GIVEN EXERCISE => Work through the following lines and count those that hold the word "茁壮成长". Reply with that number only.

[Data items]

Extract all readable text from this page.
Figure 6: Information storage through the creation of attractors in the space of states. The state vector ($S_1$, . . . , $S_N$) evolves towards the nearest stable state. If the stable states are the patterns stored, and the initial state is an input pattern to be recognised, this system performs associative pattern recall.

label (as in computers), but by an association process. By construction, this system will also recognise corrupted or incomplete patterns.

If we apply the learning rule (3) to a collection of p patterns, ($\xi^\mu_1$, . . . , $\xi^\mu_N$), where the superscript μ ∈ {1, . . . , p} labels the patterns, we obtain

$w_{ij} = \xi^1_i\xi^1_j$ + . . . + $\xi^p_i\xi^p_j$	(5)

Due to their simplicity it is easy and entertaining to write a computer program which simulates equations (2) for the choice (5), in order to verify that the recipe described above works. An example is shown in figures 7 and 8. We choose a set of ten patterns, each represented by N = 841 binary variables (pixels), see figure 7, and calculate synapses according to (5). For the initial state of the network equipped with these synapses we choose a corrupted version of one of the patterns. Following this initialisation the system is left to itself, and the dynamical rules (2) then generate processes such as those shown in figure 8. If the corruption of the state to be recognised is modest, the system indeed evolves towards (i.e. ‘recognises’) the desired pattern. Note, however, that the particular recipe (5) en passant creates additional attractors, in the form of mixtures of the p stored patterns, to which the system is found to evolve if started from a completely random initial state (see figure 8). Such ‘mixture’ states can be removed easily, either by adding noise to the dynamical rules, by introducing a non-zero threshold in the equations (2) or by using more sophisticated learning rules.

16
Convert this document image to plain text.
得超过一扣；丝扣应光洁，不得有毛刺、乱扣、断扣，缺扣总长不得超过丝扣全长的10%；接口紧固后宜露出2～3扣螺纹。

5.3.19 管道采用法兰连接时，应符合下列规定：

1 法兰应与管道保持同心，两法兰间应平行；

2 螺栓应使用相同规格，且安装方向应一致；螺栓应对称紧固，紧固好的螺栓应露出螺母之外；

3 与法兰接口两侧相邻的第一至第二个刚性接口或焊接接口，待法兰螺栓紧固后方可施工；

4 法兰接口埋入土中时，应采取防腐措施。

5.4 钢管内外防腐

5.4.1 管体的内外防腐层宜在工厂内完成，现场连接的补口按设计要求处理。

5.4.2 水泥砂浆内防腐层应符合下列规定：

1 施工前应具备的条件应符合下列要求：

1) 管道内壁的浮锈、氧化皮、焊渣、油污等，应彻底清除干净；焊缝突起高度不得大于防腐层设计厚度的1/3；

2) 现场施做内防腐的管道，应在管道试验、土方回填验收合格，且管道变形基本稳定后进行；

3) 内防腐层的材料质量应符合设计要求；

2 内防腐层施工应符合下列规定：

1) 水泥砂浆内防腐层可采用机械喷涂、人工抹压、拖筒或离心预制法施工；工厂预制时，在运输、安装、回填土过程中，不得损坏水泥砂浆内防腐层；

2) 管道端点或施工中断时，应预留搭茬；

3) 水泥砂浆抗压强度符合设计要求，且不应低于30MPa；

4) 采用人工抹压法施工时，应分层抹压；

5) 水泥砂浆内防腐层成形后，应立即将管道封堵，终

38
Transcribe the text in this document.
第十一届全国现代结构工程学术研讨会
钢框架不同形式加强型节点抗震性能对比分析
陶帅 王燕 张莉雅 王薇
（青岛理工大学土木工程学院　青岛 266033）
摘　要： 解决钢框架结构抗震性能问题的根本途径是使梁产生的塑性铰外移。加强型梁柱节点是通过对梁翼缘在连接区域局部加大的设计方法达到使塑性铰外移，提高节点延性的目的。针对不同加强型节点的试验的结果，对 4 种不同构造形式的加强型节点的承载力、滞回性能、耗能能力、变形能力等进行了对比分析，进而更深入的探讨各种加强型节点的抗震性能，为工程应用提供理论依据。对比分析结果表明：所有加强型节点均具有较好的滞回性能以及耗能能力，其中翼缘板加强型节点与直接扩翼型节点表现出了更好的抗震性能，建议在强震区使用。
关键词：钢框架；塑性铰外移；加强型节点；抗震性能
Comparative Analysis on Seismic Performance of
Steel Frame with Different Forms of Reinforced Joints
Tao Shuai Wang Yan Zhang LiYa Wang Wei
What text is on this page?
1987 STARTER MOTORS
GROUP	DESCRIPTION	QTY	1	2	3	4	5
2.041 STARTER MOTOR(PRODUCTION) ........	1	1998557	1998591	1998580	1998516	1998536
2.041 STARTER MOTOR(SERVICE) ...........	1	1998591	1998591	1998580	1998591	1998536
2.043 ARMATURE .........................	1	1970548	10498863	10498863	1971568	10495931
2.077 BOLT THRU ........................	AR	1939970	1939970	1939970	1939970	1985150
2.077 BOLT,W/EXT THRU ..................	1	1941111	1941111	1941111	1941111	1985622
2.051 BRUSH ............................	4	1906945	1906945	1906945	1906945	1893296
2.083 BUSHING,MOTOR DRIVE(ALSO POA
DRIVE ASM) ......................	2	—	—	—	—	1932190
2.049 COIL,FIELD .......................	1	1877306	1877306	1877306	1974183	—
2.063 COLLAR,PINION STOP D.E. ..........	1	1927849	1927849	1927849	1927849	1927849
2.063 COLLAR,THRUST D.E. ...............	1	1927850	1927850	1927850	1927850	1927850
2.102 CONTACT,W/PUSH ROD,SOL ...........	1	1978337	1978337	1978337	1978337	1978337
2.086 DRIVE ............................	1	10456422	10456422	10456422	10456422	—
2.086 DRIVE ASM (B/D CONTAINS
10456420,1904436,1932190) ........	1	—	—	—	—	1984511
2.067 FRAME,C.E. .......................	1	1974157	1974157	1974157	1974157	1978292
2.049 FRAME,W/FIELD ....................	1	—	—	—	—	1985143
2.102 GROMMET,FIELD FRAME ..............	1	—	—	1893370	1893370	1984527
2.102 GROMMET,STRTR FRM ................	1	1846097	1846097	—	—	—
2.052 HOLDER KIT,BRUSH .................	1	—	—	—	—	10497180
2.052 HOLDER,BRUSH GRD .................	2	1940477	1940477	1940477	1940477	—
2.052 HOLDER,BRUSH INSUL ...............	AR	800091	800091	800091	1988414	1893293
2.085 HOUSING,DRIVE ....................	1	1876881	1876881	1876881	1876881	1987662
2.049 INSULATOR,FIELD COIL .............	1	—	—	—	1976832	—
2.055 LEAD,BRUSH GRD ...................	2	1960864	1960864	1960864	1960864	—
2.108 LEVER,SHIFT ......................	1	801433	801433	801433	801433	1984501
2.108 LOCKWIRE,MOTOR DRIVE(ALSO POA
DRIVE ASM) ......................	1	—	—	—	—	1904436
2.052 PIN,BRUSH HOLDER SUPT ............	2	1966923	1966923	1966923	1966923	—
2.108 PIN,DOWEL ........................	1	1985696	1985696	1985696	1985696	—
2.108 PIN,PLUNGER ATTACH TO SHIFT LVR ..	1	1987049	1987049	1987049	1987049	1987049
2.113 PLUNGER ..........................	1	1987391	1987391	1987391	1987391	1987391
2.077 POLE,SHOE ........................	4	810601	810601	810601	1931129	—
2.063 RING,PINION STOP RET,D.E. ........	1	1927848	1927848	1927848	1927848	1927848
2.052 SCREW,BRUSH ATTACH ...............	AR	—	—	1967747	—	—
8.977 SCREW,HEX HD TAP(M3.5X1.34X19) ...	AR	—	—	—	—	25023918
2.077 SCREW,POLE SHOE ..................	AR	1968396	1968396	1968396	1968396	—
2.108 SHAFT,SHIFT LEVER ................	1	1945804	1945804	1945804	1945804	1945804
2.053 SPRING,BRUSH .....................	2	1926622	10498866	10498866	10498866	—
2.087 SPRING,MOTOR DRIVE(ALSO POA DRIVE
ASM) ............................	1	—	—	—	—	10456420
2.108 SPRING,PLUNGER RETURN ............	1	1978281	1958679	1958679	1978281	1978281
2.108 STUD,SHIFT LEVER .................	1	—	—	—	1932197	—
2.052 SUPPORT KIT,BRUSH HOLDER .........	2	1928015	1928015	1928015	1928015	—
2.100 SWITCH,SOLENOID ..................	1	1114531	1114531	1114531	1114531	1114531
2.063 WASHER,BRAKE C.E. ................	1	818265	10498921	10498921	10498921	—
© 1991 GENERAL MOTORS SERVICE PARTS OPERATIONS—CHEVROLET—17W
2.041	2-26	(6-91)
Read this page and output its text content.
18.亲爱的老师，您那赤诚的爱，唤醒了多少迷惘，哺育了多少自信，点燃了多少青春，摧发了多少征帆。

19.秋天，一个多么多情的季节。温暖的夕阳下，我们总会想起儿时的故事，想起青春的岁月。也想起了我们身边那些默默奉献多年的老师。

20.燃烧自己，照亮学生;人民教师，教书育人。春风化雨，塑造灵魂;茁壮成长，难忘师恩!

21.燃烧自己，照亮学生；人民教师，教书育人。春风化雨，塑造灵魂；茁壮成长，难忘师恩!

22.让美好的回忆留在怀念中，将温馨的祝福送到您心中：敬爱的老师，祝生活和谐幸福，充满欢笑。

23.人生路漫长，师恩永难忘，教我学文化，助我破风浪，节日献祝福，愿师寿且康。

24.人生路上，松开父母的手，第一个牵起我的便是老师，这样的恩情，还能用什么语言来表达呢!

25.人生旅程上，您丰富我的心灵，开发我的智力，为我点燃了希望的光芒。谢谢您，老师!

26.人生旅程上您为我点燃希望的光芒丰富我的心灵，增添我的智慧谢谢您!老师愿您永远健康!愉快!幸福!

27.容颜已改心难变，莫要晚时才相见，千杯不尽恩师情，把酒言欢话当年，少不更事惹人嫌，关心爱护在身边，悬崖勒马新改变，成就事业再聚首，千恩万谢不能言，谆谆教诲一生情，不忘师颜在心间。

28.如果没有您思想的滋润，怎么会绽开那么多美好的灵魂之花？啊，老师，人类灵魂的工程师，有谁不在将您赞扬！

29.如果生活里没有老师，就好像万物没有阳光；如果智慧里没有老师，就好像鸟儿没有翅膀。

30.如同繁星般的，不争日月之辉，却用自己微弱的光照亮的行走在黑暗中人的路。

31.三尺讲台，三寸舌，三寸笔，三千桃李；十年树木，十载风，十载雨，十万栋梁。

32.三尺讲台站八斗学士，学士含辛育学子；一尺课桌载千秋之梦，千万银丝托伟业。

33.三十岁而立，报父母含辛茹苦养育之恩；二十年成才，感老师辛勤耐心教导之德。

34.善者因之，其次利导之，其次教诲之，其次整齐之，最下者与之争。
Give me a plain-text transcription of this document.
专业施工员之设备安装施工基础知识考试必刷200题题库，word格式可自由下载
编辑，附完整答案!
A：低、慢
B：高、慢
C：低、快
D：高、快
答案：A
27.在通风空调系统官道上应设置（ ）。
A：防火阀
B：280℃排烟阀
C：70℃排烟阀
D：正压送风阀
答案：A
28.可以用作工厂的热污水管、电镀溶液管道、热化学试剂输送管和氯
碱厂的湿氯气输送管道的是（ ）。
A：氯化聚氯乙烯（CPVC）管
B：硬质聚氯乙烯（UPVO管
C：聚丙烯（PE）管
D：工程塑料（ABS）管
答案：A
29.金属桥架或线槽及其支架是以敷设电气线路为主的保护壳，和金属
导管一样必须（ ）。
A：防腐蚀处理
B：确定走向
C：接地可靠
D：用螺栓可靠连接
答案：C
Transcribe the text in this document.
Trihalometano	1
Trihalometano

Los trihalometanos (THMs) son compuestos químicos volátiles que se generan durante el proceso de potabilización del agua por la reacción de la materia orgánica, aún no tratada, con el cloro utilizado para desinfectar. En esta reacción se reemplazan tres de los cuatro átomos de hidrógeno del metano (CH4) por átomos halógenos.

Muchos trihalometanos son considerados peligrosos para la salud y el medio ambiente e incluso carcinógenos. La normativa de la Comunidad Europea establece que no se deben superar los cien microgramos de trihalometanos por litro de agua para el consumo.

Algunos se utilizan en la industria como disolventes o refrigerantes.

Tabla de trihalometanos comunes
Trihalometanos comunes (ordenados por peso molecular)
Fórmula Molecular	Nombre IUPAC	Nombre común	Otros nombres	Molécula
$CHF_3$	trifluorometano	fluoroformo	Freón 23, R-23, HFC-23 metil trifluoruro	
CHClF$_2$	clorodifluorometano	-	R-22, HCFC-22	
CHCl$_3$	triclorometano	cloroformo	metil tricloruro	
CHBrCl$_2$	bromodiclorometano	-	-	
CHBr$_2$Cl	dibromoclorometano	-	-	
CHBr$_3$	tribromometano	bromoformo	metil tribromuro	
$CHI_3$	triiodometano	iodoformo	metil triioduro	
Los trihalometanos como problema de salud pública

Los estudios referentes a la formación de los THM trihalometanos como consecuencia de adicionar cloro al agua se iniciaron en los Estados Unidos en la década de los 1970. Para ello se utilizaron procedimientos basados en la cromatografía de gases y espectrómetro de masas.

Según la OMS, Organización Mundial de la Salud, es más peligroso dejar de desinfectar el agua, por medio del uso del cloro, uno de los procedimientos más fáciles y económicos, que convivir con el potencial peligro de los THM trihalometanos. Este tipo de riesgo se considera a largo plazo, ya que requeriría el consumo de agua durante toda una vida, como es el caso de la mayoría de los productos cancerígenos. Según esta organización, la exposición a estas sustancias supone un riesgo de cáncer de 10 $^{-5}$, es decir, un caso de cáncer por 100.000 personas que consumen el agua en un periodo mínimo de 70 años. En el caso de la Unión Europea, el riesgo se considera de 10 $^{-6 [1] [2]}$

SOLUTION TO THE PROBLEM => 2